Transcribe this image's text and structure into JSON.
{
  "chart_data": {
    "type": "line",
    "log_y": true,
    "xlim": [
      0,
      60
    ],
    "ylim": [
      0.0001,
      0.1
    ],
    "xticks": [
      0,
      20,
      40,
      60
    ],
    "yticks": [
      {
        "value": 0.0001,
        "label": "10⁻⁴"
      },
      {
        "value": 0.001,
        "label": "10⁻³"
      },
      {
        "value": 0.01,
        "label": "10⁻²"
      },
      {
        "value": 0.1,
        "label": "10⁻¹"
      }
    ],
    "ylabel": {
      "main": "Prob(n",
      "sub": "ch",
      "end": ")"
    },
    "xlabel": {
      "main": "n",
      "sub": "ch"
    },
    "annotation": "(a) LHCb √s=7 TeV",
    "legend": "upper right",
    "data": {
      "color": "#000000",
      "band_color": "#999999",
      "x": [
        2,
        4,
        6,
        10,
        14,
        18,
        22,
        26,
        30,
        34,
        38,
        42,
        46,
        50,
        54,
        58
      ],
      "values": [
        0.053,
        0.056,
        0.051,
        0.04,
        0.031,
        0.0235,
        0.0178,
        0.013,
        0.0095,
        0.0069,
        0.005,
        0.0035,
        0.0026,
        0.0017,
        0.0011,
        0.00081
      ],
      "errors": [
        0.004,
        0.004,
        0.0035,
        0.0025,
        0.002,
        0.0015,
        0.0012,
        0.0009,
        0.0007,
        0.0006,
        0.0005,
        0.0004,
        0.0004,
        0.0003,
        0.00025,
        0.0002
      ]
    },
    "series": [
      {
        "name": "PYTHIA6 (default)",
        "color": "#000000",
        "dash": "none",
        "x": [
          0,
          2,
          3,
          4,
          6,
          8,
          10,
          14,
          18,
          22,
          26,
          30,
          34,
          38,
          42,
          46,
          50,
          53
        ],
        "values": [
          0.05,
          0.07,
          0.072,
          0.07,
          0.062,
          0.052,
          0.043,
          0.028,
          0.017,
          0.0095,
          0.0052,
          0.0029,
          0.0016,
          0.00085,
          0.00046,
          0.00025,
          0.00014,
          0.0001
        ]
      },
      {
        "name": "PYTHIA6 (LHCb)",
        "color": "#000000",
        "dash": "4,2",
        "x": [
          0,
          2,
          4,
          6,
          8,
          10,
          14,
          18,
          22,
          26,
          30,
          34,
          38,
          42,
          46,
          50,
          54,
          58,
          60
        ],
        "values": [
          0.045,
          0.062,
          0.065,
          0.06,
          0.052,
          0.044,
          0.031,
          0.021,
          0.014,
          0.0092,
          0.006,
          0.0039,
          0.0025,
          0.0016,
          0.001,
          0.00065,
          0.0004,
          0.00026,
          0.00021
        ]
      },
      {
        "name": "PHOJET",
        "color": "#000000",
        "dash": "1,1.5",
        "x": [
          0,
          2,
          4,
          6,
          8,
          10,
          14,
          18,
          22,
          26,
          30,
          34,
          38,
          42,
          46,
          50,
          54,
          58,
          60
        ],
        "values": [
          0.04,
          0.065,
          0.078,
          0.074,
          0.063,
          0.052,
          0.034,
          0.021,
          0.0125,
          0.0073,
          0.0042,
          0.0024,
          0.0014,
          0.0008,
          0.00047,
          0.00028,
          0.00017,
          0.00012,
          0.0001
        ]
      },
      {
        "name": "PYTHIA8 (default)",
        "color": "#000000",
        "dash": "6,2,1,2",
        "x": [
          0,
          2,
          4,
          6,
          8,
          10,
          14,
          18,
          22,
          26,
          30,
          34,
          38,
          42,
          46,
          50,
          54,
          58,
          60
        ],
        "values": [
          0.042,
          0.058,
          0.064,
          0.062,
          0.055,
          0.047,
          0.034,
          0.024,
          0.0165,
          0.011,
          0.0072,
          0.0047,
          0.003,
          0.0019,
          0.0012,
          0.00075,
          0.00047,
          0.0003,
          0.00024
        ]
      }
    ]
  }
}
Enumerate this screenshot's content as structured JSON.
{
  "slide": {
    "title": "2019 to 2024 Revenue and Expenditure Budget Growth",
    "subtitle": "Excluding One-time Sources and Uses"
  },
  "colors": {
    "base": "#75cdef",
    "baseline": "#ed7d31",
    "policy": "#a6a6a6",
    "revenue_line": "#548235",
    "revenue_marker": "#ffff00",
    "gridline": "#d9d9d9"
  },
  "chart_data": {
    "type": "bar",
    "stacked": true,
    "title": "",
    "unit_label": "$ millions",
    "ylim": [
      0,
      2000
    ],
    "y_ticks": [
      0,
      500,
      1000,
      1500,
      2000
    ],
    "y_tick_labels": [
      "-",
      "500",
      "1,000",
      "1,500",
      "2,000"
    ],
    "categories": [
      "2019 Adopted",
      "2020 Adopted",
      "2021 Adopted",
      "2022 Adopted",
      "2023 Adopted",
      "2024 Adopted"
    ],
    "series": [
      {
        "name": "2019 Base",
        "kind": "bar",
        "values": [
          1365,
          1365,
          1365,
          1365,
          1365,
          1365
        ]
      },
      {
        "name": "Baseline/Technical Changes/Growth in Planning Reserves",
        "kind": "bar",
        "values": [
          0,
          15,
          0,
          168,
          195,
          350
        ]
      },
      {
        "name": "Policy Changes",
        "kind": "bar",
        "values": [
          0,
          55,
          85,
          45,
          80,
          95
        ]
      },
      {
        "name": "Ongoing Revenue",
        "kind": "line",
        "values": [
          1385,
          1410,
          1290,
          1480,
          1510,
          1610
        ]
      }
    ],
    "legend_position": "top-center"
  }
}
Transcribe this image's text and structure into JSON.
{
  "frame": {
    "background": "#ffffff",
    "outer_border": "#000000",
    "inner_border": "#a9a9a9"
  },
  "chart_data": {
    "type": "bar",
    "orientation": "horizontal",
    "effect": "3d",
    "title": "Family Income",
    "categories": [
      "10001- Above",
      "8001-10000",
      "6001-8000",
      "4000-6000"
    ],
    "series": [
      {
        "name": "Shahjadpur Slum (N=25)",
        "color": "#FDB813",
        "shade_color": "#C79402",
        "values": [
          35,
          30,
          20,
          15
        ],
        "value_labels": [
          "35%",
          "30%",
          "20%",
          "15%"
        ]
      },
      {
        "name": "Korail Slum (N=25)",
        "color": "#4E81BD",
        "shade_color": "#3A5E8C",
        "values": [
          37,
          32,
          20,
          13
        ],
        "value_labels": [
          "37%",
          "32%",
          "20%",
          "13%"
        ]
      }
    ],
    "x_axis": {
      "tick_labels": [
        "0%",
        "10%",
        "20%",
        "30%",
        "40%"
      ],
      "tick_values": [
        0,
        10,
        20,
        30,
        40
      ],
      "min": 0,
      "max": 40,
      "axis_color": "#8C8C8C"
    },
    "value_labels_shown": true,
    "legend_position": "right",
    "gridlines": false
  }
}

◇ ◇ ◇ ◇ ◇

Extract all lines that hold the word "true".

• Finished exercise:
    "log_y": true,
    "stacked": true,
    "value_labels_shown": true,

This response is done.